(Stored entries)
****
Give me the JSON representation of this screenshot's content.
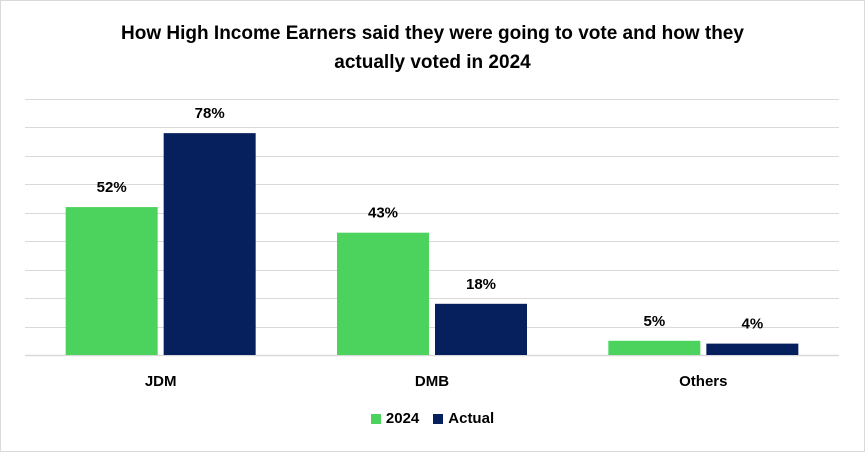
{
  "chart_data": {
    "type": "bar",
    "title_lines": [
      "How High Income Earners said they were going to vote and how they",
      "actually voted in 2024"
    ],
    "categories": [
      "JDM",
      "DMB",
      "Others"
    ],
    "series": [
      {
        "name": "2024",
        "values": [
          52,
          43,
          5
        ],
        "labels": [
          "52%",
          "43%",
          "5%"
        ],
        "color": "#4cd35e"
      },
      {
        "name": "Actual",
        "values": [
          78,
          18,
          4
        ],
        "labels": [
          "78%",
          "18%",
          "4%"
        ],
        "color": "#06205e"
      }
    ],
    "ylim": [
      0,
      90
    ],
    "grid": true,
    "y_axis_labels_shown": false,
    "legend_position": "bottom",
    "gridline_color": "#d9d9d9"
  }
}
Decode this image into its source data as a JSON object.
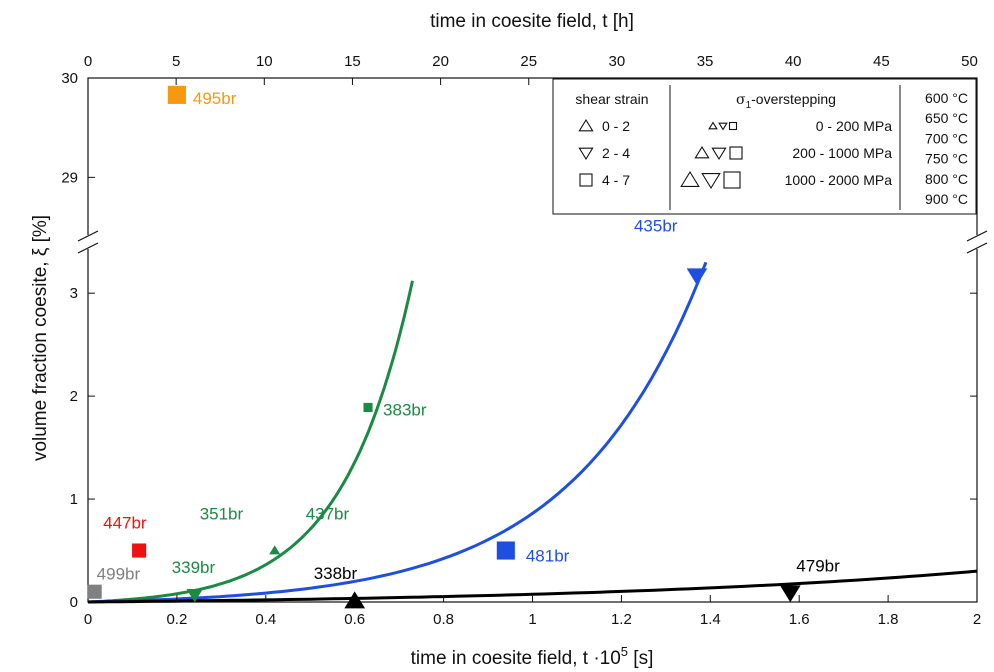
{
  "chart_data": {
    "type": "scatter",
    "xlabel": "time in coesite field, t ·10",
    "xlabel_sup": "5",
    "xlabel_unit": " [s]",
    "top_xlabel": "time in coesite field, t [h]",
    "ylabel": "volume fraction coesite, ξ [%]",
    "xlim": [
      0,
      2
    ],
    "ylim_lower": [
      0,
      3.4
    ],
    "ylim_upper": [
      28.45,
      30
    ],
    "axis_break": true,
    "x_ticks": [
      0,
      0.2,
      0.4,
      0.6,
      0.8,
      1,
      1.2,
      1.4,
      1.6,
      1.8,
      2
    ],
    "x_tick_labels": [
      "0",
      "0.2",
      "0.4",
      "0.6",
      "0.8",
      "1",
      "1.2",
      "1.4",
      "1.6",
      "1.8",
      "2"
    ],
    "top_ticks_h": [
      0,
      5,
      10,
      15,
      20,
      25,
      30,
      35,
      40,
      45,
      50
    ],
    "top_tick_labels": [
      "0",
      "5",
      "10",
      "15",
      "20",
      "25",
      "30",
      "35",
      "40",
      "45",
      "50"
    ],
    "y_ticks_lower": [
      0,
      1,
      2,
      3
    ],
    "y_tick_labels_lower": [
      "0",
      "1",
      "2",
      "3"
    ],
    "y_ticks_upper": [
      29,
      30
    ],
    "y_tick_labels_upper": [
      "29",
      "30"
    ],
    "curves": [
      {
        "color": "#1a8a45",
        "t_end": 0.73,
        "y_end": 3.12,
        "k": 4.6
      },
      {
        "color": "#1e4fe0",
        "t_end": 1.39,
        "y_end": 3.3,
        "k": 4.7
      },
      {
        "color": "#000000",
        "t_end": 2.0,
        "y_end": 0.3,
        "k": 2.2
      }
    ],
    "points": [
      {
        "label": "495br",
        "x": 0.2,
        "y": 29.83,
        "shape": "square",
        "size": "large",
        "color": "#f59a0f"
      },
      {
        "label": "447br",
        "x": 0.115,
        "y": 0.5,
        "shape": "square",
        "size": "medium",
        "color": "#ee1111"
      },
      {
        "label": "499br",
        "x": 0.015,
        "y": 0.1,
        "shape": "square",
        "size": "medium",
        "color": "#808080"
      },
      {
        "label": "339br",
        "x": 0.24,
        "y": 0.07,
        "shape": "triangle-down",
        "size": "medium",
        "color": "#1a8a45"
      },
      {
        "label": "351br",
        "x": 0.42,
        "y": 0.5,
        "shape": "triangle-up",
        "size": "small",
        "color": "#1a8a45"
      },
      {
        "label": "437br",
        "x": 0.42,
        "y": 0.5,
        "shape": "triangle-up",
        "size": "small",
        "color": "#1a8a45"
      },
      {
        "label": "383br",
        "x": 0.63,
        "y": 1.89,
        "shape": "square",
        "size": "small",
        "color": "#1a8a45"
      },
      {
        "label": "338br",
        "x": 0.6,
        "y": 0.01,
        "shape": "triangle-up",
        "size": "large",
        "color": "#000000"
      },
      {
        "label": "481br",
        "x": 0.94,
        "y": 0.5,
        "shape": "square",
        "size": "large",
        "color": "#1e4fe0"
      },
      {
        "label": "435br",
        "x": 1.37,
        "y": 3.17,
        "shape": "triangle-down",
        "size": "large",
        "color": "#1e4fe0"
      },
      {
        "label": "479br",
        "x": 1.58,
        "y": 0.09,
        "shape": "triangle-down",
        "size": "large",
        "color": "#000000"
      }
    ],
    "legend": {
      "placement": "top-right",
      "strain_title": "shear strain",
      "strain_rows": [
        {
          "shape": "triangle-up",
          "text": "0 - 2"
        },
        {
          "shape": "triangle-down",
          "text": "2 - 4"
        },
        {
          "shape": "square",
          "text": "4 - 7"
        }
      ],
      "overstep_title_symbol": "σ",
      "overstep_title_sub": "1",
      "overstep_title_rest": "-overstepping",
      "overstep_rows": [
        {
          "size": "small",
          "text": "0 - 200 MPa"
        },
        {
          "size": "medium",
          "text": "200 - 1000 MPa"
        },
        {
          "size": "large",
          "text": "1000 - 2000 MPa"
        }
      ],
      "temperatures": [
        {
          "text": "600 °C",
          "color": "#000000"
        },
        {
          "text": "650 °C",
          "color": "#1e4fe0"
        },
        {
          "text": "700 °C",
          "color": "#1a8a45"
        },
        {
          "text": "750 °C",
          "color": "#f59a0f"
        },
        {
          "text": "800 °C",
          "color": "#ee1111"
        },
        {
          "text": "900 °C",
          "color": "#808080"
        }
      ]
    }
  }
}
****
* [WHAT TO DO]:
Which lines contain the word "this"? Copy each of them.

* [CORRECT RESULT]:
Give me the JSON representation of this screenshot's content.
Decode this image into its source data as a JSON object.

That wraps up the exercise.